== DATASET ROWS ==

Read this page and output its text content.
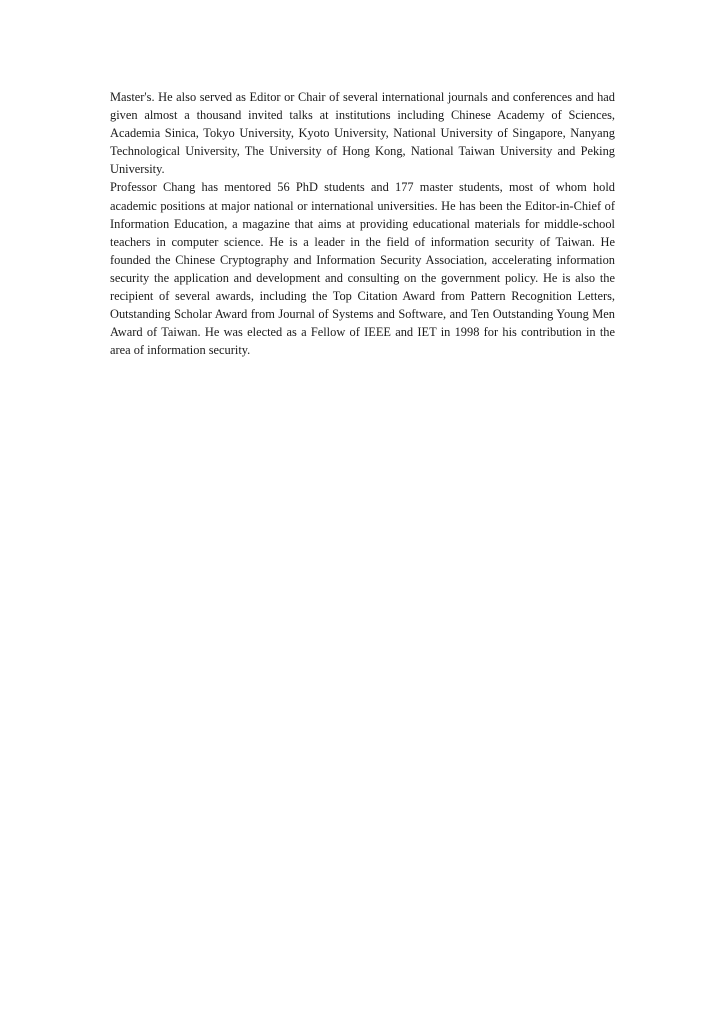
Master's. He also served as Editor or Chair of several international journals and conferences and had given almost a thousand invited talks at institutions including Chinese Academy of Sciences, Academia Sinica, Tokyo University, Kyoto University, National University of Singapore, Nanyang Technological University, The University of Hong Kong, National Taiwan University and Peking University.

Professor Chang has mentored 56 PhD students and 177 master students, most of whom hold academic positions at major national or international universities. He has been the Editor-in-Chief of Information Education, a magazine that aims at providing educational materials for middle-school teachers in computer science. He is a leader in the field of information security of Taiwan. He founded the Chinese Cryptography and Information Security Association, accelerating information security the application and development and consulting on the government policy. He is also the recipient of several awards, including the Top Citation Award from Pattern Recognition Letters, Outstanding Scholar Award from Journal of Systems and Software, and Ten Outstanding Young Men Award of Taiwan. He was elected as a Fellow of IEEE and IET in 1998 for his contribution in the area of information security.
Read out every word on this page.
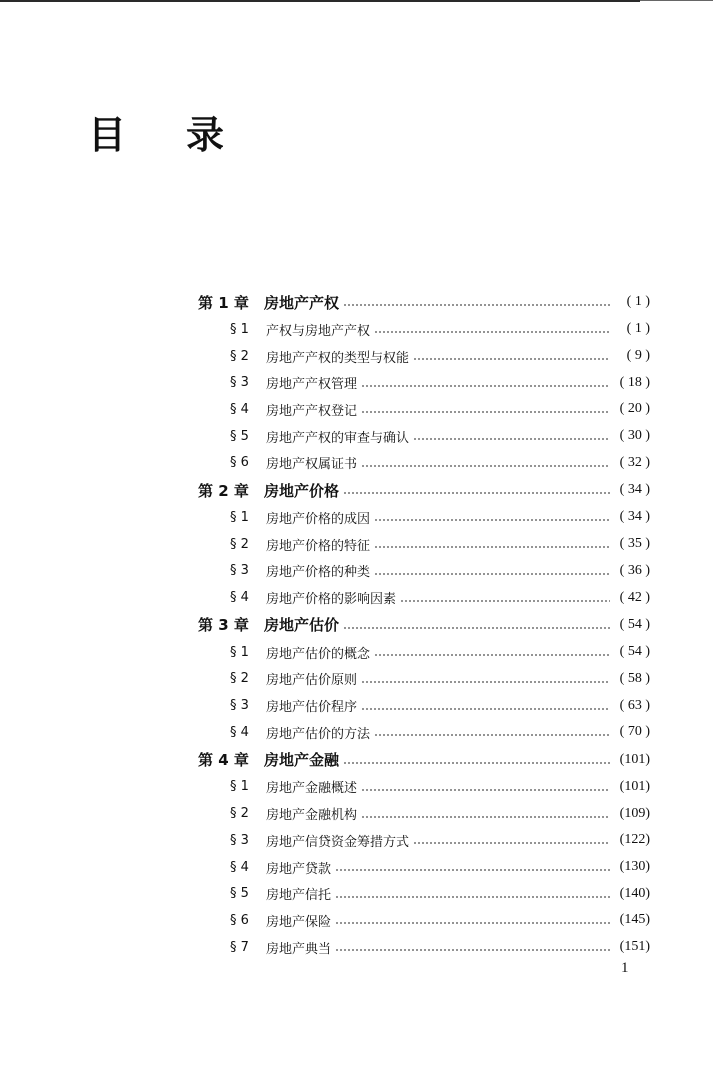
目录
第 1 章	房地产产权	( 1 )
§ 1	产权与房地产产权	( 1 )
§ 2	房地产产权的类型与权能	( 9 )
§ 3	房地产产权管理	( 18 )
§ 4	房地产产权登记	( 20 )
§ 5	房地产产权的审查与确认	( 30 )
§ 6	房地产权属证书	( 32 )
第 2 章	房地产价格	( 34 )
§ 1	房地产价格的成因	( 34 )
§ 2	房地产价格的特征	( 35 )
§ 3	房地产价格的种类	( 36 )
§ 4	房地产价格的影响因素	( 42 )
第 3 章	房地产估价	( 54 )
§ 1	房地产估价的概念	( 54 )
§ 2	房地产估价原则	( 58 )
§ 3	房地产估价程序	( 63 )
§ 4	房地产估价的方法	( 70 )
第 4 章	房地产金融	(101)
§ 1	房地产金融概述	(101)
§ 2	房地产金融机构	(109)
§ 3	房地产信贷资金筹措方式	(122)
§ 4	房地产贷款	(130)
§ 5	房地产信托	(140)
§ 6	房地产保险	(145)
§ 7	房地产典当	(151)
1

===

* EXERCISE INSTRUCTIONS: Gather each line from the entries above that includes the word "Read".

* RIGHT ANSWER:
Read this page and output its text content.
Read out every word on this page.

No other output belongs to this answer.